* _GIVEN REQUEST_
Search the material and gather each line with "title" in it.

(Stored items)
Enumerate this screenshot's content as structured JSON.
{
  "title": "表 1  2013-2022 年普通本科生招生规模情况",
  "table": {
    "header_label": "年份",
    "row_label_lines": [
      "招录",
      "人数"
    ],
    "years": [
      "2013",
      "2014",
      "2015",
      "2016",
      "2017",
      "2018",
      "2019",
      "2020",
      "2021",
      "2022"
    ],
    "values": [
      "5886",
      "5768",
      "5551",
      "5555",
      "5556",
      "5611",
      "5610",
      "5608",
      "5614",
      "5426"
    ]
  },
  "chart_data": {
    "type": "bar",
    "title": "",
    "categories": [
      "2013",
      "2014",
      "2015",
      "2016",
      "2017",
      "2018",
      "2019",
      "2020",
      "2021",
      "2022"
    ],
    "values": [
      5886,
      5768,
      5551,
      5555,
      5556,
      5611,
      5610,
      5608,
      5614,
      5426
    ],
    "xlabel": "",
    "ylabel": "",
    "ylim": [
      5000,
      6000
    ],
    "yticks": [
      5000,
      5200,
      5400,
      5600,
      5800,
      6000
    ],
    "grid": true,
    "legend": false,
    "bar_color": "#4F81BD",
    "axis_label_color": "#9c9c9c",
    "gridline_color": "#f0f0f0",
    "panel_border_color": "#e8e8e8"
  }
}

* _TASK RESPONSE_
  "title": "表 1  2013-2022 年普通本科生招生规模情况",
    "title": "",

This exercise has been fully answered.